What to work on: Pull each line holding the word "title" from the data.

[Data entries for graphics]
● ● ● ● ● ● ●
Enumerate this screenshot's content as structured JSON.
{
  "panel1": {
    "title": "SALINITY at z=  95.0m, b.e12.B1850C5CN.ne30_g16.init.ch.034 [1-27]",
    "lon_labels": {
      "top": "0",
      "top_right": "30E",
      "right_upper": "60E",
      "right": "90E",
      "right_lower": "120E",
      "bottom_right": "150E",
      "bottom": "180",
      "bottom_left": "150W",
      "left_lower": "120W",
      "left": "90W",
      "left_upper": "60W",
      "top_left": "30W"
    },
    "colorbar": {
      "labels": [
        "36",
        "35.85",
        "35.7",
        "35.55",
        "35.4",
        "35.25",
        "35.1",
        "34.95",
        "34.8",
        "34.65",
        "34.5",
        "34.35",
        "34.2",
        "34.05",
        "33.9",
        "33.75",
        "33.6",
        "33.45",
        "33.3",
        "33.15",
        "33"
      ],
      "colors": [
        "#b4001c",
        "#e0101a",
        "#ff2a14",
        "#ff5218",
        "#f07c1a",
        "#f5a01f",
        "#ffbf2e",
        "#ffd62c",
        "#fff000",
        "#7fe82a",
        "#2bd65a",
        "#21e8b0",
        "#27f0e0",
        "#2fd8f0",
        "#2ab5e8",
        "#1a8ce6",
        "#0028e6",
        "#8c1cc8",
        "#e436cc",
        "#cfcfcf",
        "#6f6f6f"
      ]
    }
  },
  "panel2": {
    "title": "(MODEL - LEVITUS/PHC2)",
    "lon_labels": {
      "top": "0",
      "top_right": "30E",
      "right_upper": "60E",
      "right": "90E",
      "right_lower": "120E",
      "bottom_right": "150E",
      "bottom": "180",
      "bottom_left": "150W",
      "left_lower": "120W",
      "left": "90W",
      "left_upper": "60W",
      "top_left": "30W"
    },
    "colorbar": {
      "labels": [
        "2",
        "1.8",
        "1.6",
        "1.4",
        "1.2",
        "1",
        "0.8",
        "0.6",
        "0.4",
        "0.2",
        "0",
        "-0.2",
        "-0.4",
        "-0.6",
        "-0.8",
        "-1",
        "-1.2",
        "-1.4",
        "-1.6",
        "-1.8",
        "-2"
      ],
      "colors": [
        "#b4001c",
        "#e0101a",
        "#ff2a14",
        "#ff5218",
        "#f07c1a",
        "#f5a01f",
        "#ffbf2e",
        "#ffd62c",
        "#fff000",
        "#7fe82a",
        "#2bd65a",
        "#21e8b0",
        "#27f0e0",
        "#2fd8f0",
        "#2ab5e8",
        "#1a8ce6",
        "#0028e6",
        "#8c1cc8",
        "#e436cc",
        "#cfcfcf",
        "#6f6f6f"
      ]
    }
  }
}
● ● ● ● ● ● ●
Answer for the task:
    "title": "SALINITY at z=  95.0m, b.e12.B1850C5CN.ne30_g16.init.ch.034 [1-27]",
    "title": "(MODEL - LEVITUS/PHC2)",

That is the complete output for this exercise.